======== Provided records ========
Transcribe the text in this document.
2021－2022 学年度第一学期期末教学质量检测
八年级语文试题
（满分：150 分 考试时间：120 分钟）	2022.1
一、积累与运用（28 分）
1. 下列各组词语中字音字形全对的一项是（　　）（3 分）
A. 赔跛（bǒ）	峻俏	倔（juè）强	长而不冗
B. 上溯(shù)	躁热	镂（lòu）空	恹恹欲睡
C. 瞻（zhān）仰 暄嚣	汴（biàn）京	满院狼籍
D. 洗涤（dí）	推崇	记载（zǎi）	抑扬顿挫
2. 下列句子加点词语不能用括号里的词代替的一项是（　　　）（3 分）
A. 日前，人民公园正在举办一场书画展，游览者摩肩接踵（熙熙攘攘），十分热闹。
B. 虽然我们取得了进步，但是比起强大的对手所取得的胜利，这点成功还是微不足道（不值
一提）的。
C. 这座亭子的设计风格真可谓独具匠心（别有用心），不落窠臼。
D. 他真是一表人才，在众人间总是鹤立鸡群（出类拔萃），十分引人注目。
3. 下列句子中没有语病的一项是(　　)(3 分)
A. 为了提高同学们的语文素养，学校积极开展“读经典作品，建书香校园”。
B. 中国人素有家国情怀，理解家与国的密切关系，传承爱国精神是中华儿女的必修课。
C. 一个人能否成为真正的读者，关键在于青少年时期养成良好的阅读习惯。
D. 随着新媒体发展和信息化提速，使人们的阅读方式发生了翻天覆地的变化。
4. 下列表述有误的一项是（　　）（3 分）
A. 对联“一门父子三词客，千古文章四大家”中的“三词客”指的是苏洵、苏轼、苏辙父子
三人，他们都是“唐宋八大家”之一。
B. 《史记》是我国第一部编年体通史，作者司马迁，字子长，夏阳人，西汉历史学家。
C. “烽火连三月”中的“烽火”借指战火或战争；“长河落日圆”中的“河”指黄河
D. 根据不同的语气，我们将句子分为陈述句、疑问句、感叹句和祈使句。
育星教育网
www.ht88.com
========
- What to work on: All of the data must be returned exactly.

- Finished task:
Transcribe the text in this document.
2021－2022 学年度第一学期期末教学质量检测
八年级语文试题
（满分：150 分 考试时间：120 分钟）	2022.1
一、积累与运用（28 分）
1. 下列各组词语中字音字形全对的一项是（　　）（3 分）
A. 赔跛（bǒ）	峻俏	倔（juè）强	长而不冗
B. 上溯(shù)	躁热	镂（lòu）空	恹恹欲睡
C. 瞻（zhān）仰 暄嚣	汴（biàn）京	满院狼籍
D. 洗涤（dí）	推崇	记载（zǎi）	抑扬顿挫
2. 下列句子加点词语不能用括号里的词代替的一项是（　　　）（3 分）
A. 日前，人民公园正在举办一场书画展，游览者摩肩接踵（熙熙攘攘），十分热闹。
B. 虽然我们取得了进步，但是比起强大的对手所取得的胜利，这点成功还是微不足道（不值
一提）的。
C. 这座亭子的设计风格真可谓独具匠心（别有用心），不落窠臼。
D. 他真是一表人才，在众人间总是鹤立鸡群（出类拔萃），十分引人注目。
3. 下列句子中没有语病的一项是(　　)(3 分)
A. 为了提高同学们的语文素养，学校积极开展“读经典作品，建书香校园”。
B. 中国人素有家国情怀，理解家与国的密切关系，传承爱国精神是中华儿女的必修课。
C. 一个人能否成为真正的读者，关键在于青少年时期养成良好的阅读习惯。
D. 随着新媒体发展和信息化提速，使人们的阅读方式发生了翻天覆地的变化。
4. 下列表述有误的一项是（　　）（3 分）
A. 对联“一门父子三词客，千古文章四大家”中的“三词客”指的是苏洵、苏轼、苏辙父子
三人，他们都是“唐宋八大家”之一。
B. 《史记》是我国第一部编年体通史，作者司马迁，字子长，夏阳人，西汉历史学家。
C. “烽火连三月”中的“烽火”借指战火或战争；“长河落日圆”中的“河”指黄河
D. 根据不同的语气，我们将句子分为陈述句、疑问句、感叹句和祈使句。
育星教育网
www.ht88.com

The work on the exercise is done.